RECORDS >>

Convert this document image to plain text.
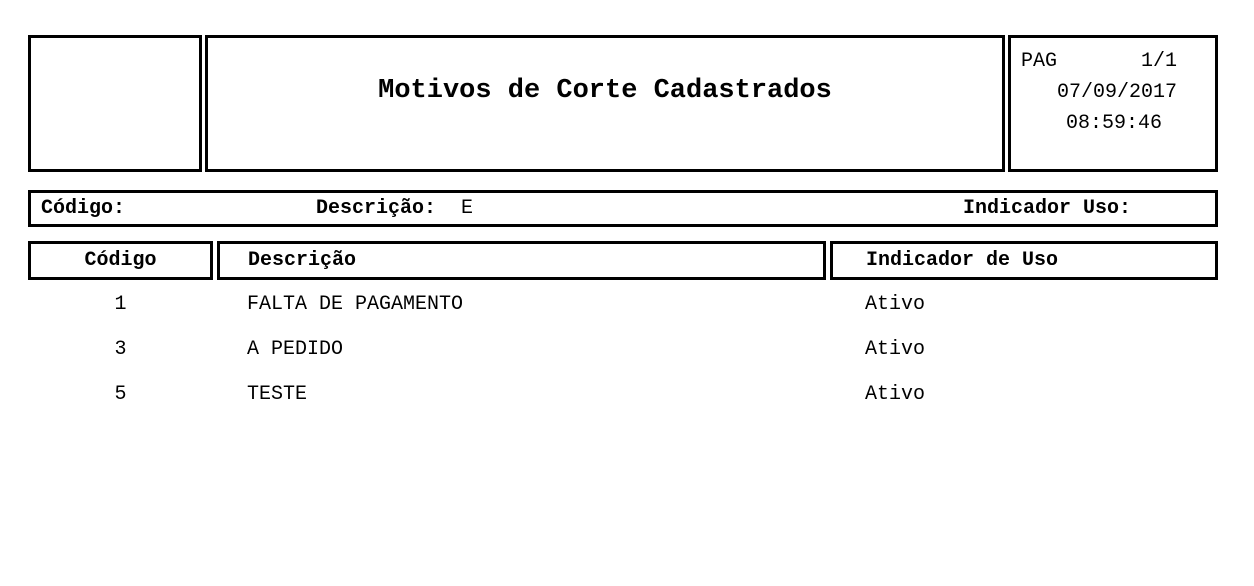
Motivos de Corte Cadastrados
PAG	1/1
07/09/2017
08:59:46
Código:	Descrição: E	Indicador Uso:
Código	Descrição	Indicador de Uso
1	FALTA DE PAGAMENTO	Ativo
3	A PEDIDO	Ativo
5	TESTE	Ativo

EXERCISE BRIEF >> Determine how many lines of this listing contain "Descrição", and give only the number.

COMPLETE OUTPUT >> 2